*** Exercise materials

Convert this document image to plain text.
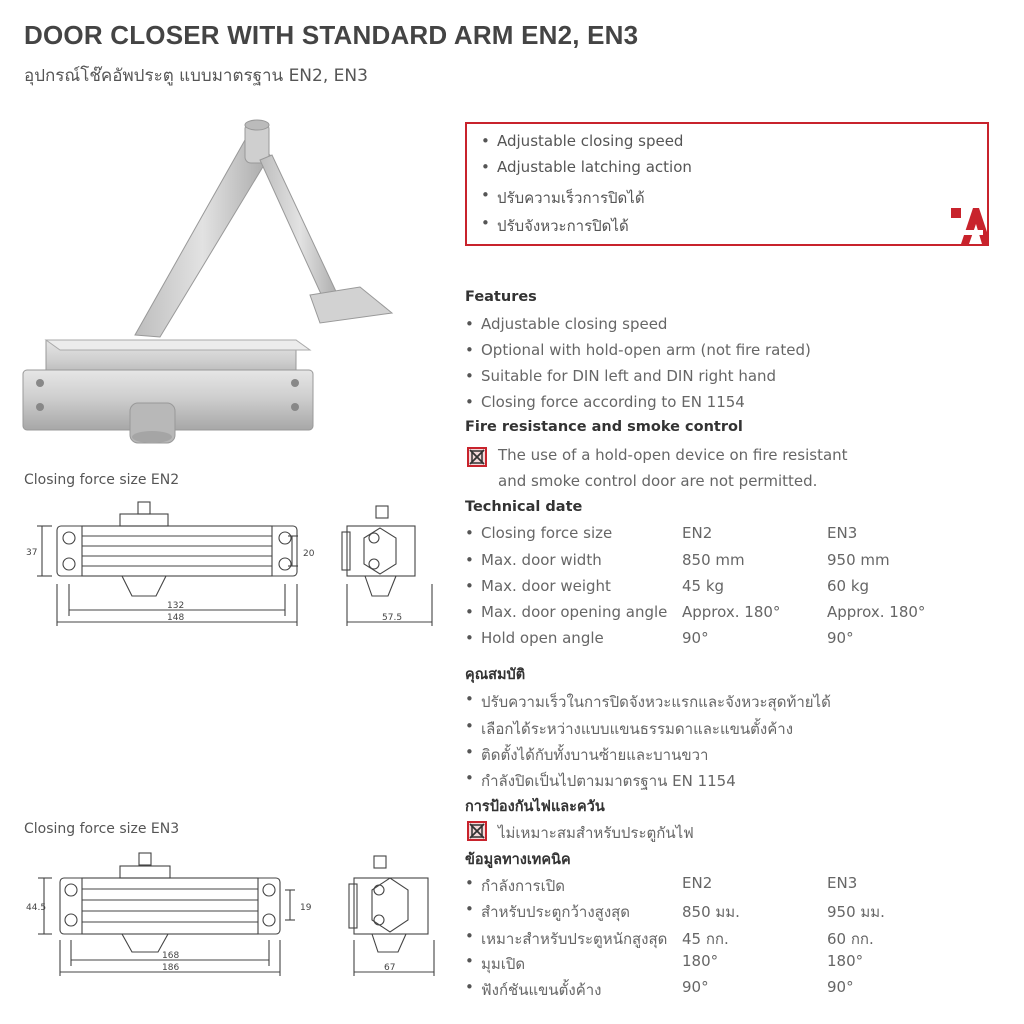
DOOR CLOSER WITH STANDARD ARM EN2, EN3
อุปกรณ์โช๊คอัพประตู แบบมาตรฐาน EN2, EN3
Closing force size EN2
37	20
132
148	57.5
Closing force size EN3
44.5	19
168
186	67
• Adjustable closing speed
• Adjustable latching action
• ปรับความเร็วการปิดได้
• ปรับจังหวะการปิดได้
Features
• Adjustable closing speed
• Optional with hold-open arm (not fire rated)
• Suitable for DIN left and DIN right hand
• Closing force according to EN 1154
Fire resistance and smoke control
The use of a hold-open device on fire resistant
and smoke control door are not permitted.
Technical date
• Closing force size	EN2	EN3
• Max. door width	850 mm	950 mm
• Max. door weight	45 kg	60 kg
• Max. door opening angle Approx. 180°	Approx. 180°
• Hold open angle	90°	90°
คุณสมบัติ
• ปรับความเร็วในการปิดจังหวะแรกและจังหวะสุดท้ายได้
• เลือกได้ระหว่างแบบแขนธรรมดาและแขนตั้งค้าง
• ติดตั้งได้กับทั้งบานซ้ายและบานขวา
• กำลังปิดเป็นไปตามมาตรฐาน EN 1154
การป้องกันไฟและควัน
ไม่เหมาะสมสำหรับประตูกันไฟ
ข้อมูลทางเทคนิค
• กำลังการเปิด	EN2	EN3
• สำหรับประตูกว้างสูงสุด	850 มม.	950 มม.
• เหมาะสำหรับประตูหนักสูงสุด 45 กก.	60 กก.
• มุมเปิด	180°	180°
• ฟังก์ชันแขนตั้งค้าง	90°	90°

******

* _What the task requires_
Collect every line from the records above that contains the word "force".

* _Answer for this exercise_
Closing force size EN2
Closing force size EN3
• Closing force according to EN 1154
• Closing force size	EN2	EN3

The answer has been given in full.